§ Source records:

◆ ◆ ◆ ◆

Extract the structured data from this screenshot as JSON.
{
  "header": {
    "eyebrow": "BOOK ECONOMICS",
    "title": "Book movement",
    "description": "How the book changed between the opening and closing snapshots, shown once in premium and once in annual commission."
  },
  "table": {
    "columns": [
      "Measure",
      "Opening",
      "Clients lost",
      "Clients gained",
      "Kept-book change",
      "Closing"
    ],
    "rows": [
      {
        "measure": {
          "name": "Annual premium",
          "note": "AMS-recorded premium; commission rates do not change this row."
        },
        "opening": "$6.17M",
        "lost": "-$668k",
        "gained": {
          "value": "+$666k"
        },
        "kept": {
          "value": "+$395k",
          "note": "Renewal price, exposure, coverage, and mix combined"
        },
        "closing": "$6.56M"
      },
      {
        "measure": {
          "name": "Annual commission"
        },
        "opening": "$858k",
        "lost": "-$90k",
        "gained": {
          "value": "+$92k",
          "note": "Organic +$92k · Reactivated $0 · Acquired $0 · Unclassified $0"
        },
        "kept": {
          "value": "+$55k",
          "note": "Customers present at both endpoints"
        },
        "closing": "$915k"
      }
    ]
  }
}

◆ ◆ ◆ ◆

§ GIVEN EXERCISE:
Write down all the entries again without a single difference.

§ EXERCISE RESULT:
Extract the structured data from this screenshot as JSON.
{
  "header": {
    "eyebrow": "BOOK ECONOMICS",
    "title": "Book movement",
    "description": "How the book changed between the opening and closing snapshots, shown once in premium and once in annual commission."
  },
  "table": {
    "columns": [
      "Measure",
      "Opening",
      "Clients lost",
      "Clients gained",
      "Kept-book change",
      "Closing"
    ],
    "rows": [
      {
        "measure": {
          "name": "Annual premium",
          "note": "AMS-recorded premium; commission rates do not change this row."
        },
        "opening": "$6.17M",
        "lost": "-$668k",
        "gained": {
          "value": "+$666k"
        },
        "kept": {
          "value": "+$395k",
          "note": "Renewal price, exposure, coverage, and mix combined"
        },
        "closing": "$6.56M"
      },
      {
        "measure": {
          "name": "Annual commission"
        },
        "opening": "$858k",
        "lost": "-$90k",
        "gained": {
          "value": "+$92k",
          "note": "Organic +$92k · Reactivated $0 · Acquired $0 · Unclassified $0"
        },
        "kept": {
          "value": "+$55k",
          "note": "Customers present at both endpoints"
        },
        "closing": "$915k"
      }
    ]
  }
}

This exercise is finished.